> [WORK TO BE COMPLETED]:
Keep only the lines where "name" appears.

Data listing
↓

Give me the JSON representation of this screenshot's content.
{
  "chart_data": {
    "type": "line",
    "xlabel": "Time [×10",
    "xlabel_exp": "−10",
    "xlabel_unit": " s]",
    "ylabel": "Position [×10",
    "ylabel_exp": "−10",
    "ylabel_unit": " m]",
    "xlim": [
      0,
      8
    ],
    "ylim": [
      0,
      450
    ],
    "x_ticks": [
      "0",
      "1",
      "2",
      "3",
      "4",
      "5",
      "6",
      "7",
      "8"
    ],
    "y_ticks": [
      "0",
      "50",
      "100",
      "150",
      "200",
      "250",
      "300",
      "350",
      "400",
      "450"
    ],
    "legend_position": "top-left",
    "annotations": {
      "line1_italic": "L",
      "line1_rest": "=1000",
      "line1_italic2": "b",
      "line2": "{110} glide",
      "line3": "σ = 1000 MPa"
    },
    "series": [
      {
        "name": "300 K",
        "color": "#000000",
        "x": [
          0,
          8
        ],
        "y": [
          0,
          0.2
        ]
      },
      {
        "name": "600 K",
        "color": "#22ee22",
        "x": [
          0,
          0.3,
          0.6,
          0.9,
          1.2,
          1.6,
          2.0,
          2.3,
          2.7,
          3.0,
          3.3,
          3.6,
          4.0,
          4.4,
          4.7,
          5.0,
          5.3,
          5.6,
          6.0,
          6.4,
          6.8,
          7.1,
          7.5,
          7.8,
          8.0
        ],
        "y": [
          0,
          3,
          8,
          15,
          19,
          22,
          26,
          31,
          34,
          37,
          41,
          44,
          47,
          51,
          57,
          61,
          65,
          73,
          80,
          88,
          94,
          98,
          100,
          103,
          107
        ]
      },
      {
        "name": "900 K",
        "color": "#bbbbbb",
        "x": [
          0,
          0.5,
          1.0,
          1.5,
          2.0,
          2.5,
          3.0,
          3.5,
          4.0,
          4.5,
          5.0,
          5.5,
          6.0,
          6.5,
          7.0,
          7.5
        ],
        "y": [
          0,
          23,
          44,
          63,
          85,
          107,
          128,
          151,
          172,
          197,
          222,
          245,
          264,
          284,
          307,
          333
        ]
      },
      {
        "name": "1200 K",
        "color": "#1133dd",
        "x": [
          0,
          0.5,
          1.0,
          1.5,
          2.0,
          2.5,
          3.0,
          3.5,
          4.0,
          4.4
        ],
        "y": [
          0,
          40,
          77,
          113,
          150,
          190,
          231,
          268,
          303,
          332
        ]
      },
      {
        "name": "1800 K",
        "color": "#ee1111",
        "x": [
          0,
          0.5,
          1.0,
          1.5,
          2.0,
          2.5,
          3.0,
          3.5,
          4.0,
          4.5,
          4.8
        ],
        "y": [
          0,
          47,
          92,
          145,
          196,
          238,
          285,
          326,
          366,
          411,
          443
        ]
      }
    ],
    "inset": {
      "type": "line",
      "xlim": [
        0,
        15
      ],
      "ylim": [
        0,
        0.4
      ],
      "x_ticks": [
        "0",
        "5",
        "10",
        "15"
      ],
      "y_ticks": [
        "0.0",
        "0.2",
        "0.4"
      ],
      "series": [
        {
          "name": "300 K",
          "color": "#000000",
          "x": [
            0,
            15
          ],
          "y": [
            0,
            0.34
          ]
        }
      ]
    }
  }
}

↑

> [EXPECTED ANSWER]:
        "name": "300 K",
        "name": "600 K",
        "name": "900 K",
        "name": "1200 K",
        "name": "1800 K",
          "name": "300 K",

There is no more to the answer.